Figure dataset records
+ + + + +

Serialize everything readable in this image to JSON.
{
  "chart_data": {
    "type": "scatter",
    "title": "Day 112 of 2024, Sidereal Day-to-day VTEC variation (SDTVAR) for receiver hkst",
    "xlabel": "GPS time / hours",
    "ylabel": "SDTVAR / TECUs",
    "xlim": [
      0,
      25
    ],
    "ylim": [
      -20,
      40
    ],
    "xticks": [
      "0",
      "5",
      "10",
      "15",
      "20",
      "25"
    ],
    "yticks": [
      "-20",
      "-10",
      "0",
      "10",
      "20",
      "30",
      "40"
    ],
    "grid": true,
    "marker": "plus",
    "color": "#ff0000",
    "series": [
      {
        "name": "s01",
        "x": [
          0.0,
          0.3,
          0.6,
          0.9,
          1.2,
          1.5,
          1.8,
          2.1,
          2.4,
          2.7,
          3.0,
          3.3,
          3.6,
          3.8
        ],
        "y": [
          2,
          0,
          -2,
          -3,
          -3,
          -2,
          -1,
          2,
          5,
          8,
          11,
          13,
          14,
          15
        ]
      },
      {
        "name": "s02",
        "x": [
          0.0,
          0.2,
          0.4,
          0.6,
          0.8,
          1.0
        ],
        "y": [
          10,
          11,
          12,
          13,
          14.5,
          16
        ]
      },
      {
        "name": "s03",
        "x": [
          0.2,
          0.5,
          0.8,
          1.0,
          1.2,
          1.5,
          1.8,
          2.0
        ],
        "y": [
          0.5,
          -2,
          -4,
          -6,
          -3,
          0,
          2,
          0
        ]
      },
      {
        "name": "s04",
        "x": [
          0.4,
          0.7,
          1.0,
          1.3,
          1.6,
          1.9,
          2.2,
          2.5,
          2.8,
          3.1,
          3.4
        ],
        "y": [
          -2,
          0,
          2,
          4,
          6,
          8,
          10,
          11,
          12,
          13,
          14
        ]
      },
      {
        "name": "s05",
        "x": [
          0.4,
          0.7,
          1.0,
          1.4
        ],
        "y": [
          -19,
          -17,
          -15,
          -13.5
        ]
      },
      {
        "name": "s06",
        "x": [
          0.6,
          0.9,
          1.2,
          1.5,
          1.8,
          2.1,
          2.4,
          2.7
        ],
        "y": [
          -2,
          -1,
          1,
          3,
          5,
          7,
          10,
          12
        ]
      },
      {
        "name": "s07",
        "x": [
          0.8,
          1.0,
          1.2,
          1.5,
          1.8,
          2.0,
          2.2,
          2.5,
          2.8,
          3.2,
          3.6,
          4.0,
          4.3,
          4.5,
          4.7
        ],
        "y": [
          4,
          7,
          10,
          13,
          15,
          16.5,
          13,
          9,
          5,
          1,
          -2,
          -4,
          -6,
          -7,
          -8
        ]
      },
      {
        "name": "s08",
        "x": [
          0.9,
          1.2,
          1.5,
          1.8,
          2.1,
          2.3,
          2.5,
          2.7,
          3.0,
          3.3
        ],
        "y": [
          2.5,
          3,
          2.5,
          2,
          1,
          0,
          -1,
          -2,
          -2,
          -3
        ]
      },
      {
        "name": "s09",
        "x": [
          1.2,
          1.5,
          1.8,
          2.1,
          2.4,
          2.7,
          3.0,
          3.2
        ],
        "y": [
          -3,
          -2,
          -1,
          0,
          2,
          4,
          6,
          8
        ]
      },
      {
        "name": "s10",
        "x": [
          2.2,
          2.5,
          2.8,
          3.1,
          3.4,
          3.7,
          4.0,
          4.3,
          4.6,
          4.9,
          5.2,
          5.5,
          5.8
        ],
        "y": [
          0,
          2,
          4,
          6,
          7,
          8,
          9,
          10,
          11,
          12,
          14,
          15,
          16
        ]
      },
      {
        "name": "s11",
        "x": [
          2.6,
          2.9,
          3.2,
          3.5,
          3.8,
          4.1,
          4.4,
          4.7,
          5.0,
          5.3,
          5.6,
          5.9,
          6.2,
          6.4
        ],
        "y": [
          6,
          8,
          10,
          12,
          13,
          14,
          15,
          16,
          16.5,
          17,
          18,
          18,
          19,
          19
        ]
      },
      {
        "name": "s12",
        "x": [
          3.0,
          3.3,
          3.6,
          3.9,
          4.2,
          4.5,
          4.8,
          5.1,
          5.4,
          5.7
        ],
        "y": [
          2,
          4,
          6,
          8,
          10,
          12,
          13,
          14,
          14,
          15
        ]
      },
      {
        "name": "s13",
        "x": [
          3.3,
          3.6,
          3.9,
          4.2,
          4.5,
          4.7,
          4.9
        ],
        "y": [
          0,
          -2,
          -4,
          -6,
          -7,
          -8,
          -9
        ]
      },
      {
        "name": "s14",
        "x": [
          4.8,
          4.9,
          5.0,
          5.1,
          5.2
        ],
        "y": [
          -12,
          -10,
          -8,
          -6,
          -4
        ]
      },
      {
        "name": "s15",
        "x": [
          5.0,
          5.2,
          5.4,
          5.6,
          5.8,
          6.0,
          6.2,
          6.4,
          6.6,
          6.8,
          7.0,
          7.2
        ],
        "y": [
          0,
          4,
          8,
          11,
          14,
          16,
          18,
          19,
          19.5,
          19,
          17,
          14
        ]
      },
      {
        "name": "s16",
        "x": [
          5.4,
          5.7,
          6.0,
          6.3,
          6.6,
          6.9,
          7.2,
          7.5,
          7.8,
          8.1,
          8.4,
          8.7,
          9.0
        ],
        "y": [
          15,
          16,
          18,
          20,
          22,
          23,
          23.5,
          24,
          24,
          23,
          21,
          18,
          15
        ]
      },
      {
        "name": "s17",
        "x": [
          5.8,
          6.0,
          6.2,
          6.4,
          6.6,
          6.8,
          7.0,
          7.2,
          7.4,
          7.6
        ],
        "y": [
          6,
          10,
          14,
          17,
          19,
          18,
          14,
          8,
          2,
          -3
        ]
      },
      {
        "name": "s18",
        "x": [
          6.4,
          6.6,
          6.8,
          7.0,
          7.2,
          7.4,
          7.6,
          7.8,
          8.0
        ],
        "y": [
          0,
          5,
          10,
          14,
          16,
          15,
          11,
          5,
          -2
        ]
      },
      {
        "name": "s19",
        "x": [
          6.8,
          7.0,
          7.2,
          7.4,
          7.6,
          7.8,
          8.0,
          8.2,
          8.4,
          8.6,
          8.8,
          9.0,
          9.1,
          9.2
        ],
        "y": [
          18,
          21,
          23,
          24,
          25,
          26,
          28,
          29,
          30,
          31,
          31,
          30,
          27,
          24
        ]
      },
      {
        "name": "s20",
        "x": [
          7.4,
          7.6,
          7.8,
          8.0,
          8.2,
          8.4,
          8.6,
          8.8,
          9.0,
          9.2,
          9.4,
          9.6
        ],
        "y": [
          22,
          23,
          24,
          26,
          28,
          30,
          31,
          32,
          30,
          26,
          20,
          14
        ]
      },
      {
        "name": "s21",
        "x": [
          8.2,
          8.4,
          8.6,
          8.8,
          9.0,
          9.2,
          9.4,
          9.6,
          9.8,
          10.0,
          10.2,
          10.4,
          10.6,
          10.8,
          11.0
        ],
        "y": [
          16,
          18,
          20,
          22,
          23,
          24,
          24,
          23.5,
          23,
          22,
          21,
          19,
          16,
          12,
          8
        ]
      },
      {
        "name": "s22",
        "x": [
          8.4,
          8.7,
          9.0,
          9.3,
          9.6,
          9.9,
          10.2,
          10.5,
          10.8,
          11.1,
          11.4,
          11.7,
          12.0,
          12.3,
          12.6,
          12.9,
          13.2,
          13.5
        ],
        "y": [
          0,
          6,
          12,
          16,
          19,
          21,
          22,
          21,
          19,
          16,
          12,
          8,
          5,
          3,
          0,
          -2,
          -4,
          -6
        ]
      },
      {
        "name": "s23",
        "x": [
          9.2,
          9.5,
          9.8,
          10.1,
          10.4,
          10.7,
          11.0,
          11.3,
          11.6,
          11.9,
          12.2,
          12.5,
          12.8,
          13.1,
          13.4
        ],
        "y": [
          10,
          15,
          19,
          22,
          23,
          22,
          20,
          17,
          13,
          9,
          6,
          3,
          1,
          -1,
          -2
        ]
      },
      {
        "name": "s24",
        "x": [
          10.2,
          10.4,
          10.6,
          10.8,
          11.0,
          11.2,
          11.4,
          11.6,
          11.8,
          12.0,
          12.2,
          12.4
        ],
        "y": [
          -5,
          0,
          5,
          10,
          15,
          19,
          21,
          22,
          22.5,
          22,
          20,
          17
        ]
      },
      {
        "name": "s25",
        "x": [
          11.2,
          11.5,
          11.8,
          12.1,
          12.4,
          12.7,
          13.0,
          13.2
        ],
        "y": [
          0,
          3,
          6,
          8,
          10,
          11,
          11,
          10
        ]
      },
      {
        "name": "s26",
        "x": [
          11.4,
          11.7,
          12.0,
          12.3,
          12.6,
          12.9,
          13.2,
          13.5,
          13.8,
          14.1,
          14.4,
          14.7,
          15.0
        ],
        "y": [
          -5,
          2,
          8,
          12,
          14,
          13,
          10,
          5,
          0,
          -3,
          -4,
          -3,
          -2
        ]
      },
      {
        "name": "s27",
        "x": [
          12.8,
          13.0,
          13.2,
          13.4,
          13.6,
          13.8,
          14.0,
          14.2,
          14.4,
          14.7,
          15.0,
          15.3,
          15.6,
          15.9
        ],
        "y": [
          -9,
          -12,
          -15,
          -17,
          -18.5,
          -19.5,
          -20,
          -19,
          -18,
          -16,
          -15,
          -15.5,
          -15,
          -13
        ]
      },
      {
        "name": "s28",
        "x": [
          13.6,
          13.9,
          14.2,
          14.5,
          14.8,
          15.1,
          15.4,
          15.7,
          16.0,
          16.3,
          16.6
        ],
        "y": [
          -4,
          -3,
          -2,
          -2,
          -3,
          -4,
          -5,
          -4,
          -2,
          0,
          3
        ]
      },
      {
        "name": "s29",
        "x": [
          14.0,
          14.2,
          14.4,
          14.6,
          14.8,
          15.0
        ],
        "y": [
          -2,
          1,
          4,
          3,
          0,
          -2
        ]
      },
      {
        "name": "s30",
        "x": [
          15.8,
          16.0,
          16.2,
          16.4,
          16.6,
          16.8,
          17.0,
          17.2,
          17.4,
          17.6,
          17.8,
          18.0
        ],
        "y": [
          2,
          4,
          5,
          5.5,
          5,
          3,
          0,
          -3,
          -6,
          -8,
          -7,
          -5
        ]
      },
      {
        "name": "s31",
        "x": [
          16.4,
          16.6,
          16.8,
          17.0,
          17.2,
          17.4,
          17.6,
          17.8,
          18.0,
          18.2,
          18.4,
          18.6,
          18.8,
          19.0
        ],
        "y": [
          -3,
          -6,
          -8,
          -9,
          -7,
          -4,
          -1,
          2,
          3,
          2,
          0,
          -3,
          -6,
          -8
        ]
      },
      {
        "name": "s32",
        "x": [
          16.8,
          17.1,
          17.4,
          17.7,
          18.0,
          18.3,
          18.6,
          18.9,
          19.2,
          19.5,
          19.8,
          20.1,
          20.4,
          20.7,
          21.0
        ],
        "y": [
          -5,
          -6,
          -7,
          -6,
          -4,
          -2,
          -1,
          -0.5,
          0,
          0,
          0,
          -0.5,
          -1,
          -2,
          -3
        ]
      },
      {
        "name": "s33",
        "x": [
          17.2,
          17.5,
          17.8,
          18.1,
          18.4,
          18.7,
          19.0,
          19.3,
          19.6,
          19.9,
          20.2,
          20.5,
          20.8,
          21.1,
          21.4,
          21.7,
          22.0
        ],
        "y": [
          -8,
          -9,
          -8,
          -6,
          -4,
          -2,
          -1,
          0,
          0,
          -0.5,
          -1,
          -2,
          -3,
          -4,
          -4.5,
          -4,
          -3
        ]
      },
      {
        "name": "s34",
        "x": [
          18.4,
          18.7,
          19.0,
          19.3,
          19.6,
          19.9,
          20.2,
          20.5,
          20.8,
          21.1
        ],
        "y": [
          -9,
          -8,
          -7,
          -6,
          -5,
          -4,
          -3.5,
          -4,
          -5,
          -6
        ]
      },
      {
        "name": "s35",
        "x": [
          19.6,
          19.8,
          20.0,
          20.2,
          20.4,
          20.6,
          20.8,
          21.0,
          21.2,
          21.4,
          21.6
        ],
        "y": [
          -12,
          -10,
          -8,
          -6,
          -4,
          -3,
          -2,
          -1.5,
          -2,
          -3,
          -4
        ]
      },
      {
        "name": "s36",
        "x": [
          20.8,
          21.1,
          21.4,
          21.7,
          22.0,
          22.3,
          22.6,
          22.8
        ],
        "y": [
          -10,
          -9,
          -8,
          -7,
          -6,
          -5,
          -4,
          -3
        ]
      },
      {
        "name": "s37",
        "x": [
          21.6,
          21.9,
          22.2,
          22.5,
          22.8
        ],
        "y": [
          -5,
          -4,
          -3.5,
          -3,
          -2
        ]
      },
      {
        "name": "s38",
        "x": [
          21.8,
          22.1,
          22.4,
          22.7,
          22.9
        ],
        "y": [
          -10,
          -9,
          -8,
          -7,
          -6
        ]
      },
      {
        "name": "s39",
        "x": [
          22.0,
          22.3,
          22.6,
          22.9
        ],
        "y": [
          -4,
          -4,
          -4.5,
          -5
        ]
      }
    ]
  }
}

+ + + + +

◆ Required work:
Take every line above carrying "SDTVAR" and return it.

◆ Result:
    "title": "Day 112 of 2024, Sidereal Day-to-day VTEC variation (SDTVAR) for receiver hkst",
    "ylabel": "SDTVAR / TECUs",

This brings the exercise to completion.